RECORDS
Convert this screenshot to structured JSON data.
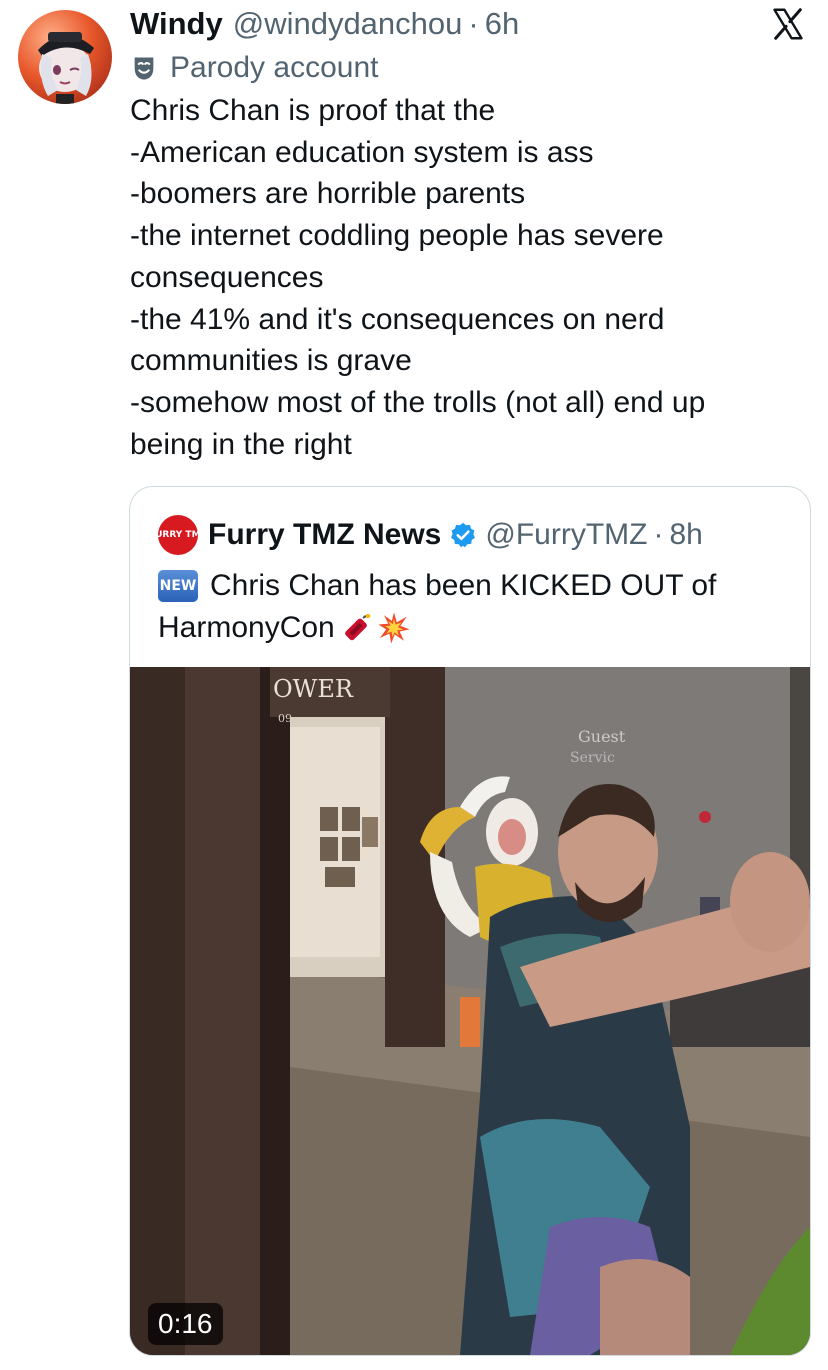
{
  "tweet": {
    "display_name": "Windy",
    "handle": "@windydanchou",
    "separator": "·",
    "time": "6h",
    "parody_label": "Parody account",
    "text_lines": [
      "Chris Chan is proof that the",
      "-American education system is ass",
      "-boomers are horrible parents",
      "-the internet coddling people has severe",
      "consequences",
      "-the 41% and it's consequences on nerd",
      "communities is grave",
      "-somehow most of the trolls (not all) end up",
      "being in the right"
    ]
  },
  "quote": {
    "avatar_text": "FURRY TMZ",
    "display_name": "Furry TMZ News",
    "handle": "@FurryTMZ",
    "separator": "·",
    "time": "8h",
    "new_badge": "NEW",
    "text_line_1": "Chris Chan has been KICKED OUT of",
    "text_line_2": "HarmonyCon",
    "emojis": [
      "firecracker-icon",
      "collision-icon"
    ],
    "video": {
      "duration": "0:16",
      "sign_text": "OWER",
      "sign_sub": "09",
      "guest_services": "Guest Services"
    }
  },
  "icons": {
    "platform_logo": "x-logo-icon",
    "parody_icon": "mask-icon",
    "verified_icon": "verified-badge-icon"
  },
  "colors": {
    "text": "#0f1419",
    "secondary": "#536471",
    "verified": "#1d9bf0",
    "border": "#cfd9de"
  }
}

---

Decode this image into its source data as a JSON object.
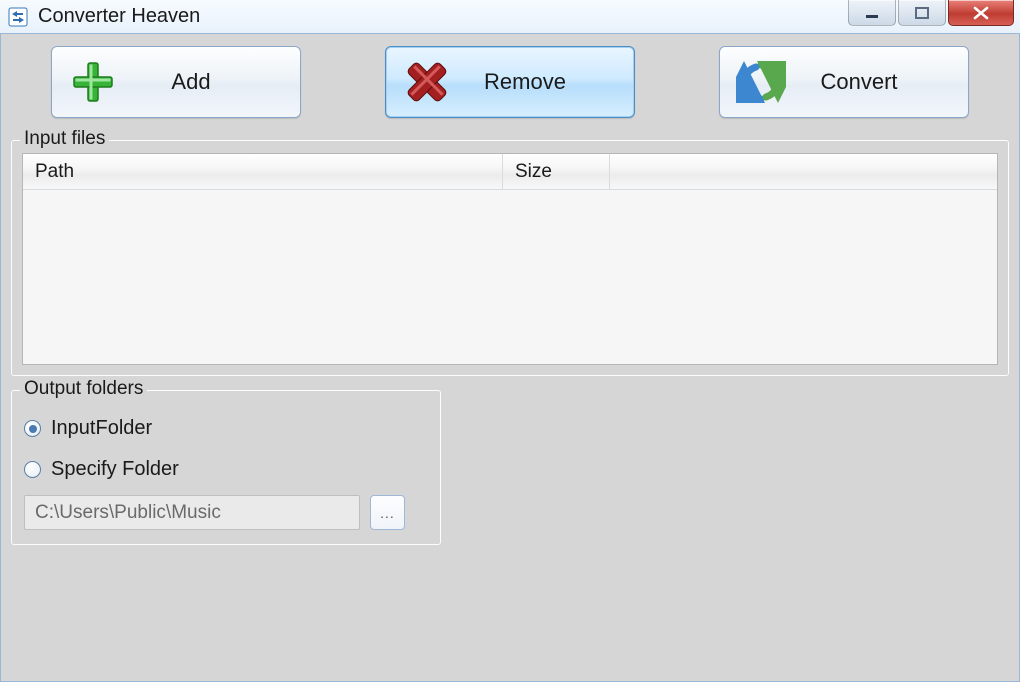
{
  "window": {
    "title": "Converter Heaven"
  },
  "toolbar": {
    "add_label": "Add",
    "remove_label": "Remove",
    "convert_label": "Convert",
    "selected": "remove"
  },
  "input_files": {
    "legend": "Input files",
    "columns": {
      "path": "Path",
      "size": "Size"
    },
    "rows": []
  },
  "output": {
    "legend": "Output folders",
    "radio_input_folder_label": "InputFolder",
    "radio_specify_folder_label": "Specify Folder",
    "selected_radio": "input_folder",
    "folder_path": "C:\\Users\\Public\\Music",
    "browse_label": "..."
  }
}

EXERCISE INSTRUCTIONS
Gather all lines where the word "this" appears.

TASK RESULT
Convert this screenshot to structured JSON data.
Decode this image into its source data as a JSON object.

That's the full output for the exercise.